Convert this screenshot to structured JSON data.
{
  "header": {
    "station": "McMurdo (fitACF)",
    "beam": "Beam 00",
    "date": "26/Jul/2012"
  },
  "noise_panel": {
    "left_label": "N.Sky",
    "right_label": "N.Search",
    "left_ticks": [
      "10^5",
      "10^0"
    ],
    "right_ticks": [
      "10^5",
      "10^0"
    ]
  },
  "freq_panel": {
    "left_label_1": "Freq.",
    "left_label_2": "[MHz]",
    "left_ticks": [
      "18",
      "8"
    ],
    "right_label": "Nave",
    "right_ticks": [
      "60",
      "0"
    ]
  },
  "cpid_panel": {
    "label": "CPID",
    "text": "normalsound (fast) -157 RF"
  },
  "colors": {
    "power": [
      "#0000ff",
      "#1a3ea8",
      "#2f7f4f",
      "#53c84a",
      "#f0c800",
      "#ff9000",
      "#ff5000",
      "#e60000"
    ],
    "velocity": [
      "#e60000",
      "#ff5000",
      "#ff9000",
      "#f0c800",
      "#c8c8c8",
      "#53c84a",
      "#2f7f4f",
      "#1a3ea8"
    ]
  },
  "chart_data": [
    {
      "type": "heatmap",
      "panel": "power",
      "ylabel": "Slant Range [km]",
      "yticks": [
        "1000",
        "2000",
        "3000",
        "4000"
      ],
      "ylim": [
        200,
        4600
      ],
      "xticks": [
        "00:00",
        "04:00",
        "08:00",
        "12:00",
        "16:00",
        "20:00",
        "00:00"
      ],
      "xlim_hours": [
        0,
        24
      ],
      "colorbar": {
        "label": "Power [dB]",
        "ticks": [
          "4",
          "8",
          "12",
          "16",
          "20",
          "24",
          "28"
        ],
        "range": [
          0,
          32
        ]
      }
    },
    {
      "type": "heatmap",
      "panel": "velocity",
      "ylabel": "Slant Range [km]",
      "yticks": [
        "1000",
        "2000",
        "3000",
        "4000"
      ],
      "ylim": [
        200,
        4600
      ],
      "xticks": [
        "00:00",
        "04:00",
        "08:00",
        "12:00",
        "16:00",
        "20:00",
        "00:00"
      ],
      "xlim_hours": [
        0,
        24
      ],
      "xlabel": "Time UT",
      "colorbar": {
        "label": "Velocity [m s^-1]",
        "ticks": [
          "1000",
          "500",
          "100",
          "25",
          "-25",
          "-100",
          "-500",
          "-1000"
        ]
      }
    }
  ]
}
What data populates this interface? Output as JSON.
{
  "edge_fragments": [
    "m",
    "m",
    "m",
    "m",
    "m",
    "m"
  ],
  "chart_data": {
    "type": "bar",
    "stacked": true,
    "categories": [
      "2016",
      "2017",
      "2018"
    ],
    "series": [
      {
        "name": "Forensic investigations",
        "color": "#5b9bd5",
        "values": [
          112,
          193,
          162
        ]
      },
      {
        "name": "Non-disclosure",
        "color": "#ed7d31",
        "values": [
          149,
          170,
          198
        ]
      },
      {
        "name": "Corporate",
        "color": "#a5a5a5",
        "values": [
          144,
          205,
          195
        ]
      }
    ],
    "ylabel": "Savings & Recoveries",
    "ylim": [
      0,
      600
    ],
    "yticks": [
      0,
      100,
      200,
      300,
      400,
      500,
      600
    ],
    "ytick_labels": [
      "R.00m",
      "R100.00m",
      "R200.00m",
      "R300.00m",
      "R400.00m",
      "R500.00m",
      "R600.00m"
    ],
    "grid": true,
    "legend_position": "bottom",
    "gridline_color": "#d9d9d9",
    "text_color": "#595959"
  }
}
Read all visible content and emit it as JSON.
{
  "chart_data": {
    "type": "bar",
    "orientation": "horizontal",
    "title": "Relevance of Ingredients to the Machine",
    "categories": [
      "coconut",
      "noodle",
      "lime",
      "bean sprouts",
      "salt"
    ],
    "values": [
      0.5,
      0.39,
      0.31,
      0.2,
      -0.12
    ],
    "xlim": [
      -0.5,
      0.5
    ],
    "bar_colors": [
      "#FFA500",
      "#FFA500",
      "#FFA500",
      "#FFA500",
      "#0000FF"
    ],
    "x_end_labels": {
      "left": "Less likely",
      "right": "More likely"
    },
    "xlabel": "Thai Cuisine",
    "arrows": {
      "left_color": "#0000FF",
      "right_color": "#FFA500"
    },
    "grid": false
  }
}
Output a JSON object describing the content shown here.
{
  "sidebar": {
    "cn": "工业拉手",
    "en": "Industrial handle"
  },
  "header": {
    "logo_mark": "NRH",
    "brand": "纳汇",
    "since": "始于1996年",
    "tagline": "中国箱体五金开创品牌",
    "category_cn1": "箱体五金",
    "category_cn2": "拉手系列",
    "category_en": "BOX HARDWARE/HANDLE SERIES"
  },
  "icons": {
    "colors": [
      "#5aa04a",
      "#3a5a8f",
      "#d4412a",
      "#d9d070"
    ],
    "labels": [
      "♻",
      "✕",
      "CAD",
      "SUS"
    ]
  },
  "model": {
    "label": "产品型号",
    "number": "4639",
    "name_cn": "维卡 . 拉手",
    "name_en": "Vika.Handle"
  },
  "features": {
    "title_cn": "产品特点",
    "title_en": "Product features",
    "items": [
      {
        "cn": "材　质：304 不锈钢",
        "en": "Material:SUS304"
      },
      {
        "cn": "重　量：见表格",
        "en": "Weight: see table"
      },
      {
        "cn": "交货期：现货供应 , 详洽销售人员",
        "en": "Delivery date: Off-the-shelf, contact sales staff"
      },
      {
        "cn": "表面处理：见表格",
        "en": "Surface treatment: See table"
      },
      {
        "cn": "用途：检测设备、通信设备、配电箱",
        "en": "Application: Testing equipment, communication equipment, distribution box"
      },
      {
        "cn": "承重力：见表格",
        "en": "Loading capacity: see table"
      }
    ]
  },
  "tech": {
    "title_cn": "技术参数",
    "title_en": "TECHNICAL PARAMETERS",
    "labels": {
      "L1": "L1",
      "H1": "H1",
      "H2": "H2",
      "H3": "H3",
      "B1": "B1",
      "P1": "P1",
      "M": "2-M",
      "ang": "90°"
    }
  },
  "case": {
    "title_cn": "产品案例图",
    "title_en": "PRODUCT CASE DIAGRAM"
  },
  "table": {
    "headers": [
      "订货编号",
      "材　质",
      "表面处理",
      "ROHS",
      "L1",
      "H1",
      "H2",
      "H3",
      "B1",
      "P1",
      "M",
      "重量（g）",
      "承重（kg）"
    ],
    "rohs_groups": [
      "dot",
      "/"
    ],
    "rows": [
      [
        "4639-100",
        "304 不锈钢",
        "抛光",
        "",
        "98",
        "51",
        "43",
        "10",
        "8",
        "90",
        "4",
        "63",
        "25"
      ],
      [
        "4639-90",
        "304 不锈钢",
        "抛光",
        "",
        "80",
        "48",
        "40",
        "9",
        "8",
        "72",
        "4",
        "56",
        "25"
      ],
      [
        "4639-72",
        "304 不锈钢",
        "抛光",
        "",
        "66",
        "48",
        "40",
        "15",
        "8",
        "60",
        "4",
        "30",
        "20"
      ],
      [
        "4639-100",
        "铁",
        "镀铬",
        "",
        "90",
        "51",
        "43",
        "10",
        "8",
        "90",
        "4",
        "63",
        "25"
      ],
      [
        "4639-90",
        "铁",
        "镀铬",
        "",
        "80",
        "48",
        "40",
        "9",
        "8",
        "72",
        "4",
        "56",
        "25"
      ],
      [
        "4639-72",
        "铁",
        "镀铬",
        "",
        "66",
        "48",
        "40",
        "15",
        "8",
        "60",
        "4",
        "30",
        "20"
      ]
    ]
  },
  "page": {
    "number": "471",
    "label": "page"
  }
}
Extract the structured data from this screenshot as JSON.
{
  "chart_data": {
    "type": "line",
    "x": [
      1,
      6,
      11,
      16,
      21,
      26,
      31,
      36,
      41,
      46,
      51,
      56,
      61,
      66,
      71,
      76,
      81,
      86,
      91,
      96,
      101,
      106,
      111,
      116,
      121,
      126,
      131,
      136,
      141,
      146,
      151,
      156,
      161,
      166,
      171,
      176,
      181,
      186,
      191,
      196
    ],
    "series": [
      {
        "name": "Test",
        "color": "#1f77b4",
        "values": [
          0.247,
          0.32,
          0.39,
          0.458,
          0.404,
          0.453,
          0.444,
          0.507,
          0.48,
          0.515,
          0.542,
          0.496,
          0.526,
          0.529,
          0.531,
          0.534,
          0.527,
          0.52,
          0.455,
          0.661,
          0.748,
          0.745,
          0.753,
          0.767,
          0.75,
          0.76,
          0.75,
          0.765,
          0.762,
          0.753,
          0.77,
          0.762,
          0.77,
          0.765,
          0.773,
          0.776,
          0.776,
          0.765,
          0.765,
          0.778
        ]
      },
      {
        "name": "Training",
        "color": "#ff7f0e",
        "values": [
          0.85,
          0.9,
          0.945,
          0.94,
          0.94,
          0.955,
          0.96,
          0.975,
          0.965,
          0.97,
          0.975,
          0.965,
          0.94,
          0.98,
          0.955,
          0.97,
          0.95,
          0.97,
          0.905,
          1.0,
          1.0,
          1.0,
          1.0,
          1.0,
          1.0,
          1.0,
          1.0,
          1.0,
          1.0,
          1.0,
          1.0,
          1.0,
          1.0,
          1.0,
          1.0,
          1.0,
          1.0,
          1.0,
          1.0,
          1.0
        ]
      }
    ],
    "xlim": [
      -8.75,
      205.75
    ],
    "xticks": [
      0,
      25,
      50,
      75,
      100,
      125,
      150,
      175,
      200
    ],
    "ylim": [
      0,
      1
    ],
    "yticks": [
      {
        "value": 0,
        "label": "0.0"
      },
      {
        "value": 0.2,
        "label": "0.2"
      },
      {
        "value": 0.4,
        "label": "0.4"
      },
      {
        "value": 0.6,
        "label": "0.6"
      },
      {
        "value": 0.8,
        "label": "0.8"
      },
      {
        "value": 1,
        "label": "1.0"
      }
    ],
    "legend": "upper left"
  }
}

┄┄┄┄┄┄┄┄┄┄┄┄┄┄┄┄┄┄┄┄

● What is being asked
Extract each line holding the word "features" from the records.

● Written solution
  "features": {
    "title_en": "Product features",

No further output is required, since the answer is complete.